## Start AVAILABLE RECORDS

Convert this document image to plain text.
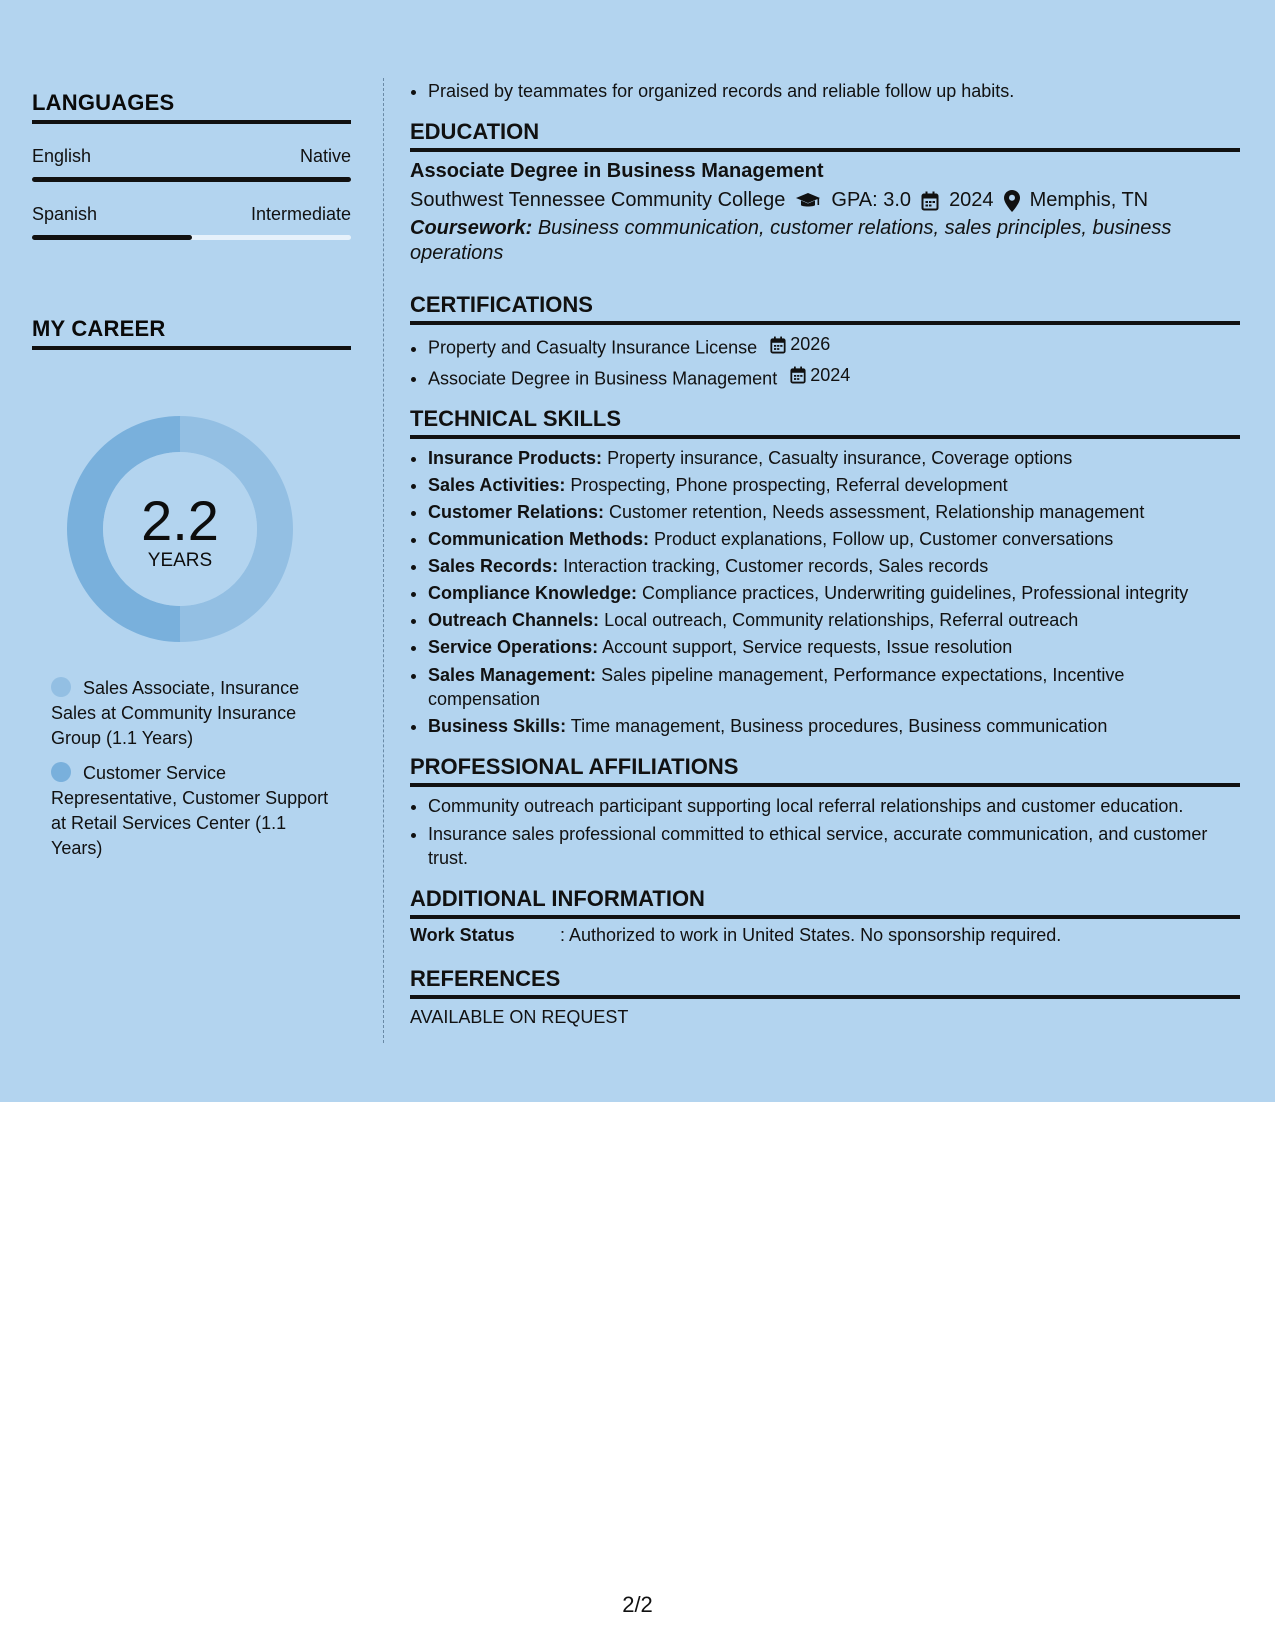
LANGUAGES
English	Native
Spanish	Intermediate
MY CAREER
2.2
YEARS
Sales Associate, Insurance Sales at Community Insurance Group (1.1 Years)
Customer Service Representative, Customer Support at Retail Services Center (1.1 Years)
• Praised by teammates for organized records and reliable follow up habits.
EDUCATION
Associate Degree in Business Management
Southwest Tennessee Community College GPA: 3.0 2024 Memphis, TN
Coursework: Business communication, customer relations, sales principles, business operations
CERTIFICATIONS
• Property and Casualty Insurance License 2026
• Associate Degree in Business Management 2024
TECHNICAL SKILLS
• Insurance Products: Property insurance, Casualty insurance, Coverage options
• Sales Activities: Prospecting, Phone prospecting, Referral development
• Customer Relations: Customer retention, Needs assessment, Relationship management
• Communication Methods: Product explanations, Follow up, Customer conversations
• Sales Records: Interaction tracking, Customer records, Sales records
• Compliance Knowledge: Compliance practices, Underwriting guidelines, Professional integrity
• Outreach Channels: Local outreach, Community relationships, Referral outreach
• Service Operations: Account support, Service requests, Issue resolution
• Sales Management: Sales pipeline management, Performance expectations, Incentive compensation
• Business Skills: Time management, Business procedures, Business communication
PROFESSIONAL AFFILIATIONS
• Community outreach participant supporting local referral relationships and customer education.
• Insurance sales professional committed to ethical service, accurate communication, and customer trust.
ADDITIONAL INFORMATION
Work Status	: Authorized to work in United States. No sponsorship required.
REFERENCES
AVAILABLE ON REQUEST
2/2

## End AVAILABLE RECORDS
## Start AVAILABLE RECORDS

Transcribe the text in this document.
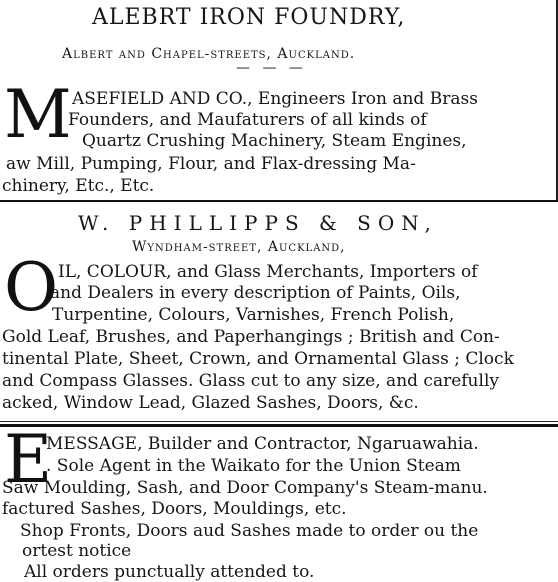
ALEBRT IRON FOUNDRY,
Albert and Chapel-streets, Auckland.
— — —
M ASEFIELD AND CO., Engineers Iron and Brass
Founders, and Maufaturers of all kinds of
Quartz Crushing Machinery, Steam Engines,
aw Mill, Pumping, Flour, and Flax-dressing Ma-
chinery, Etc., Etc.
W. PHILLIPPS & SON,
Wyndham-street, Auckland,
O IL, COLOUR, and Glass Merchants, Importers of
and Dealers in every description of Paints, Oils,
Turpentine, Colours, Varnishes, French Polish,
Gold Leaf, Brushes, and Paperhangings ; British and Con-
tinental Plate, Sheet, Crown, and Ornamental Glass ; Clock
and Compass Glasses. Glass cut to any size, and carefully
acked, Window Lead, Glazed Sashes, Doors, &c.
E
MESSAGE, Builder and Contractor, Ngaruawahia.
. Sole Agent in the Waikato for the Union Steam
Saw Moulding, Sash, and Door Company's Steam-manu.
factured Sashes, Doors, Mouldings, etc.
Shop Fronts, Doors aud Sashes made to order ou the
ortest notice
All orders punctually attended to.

## End AVAILABLE RECORDS

Pull every line containing "Insurance" out of the records.

Sales Associate, Insurance Sales at Community Insurance Group (1.1 Years)
• Property and Casualty Insurance License 2026
• Insurance Products: Property insurance, Casualty insurance, Coverage options
• Insurance sales professional committed to ethical service, accurate communication, and customer trust.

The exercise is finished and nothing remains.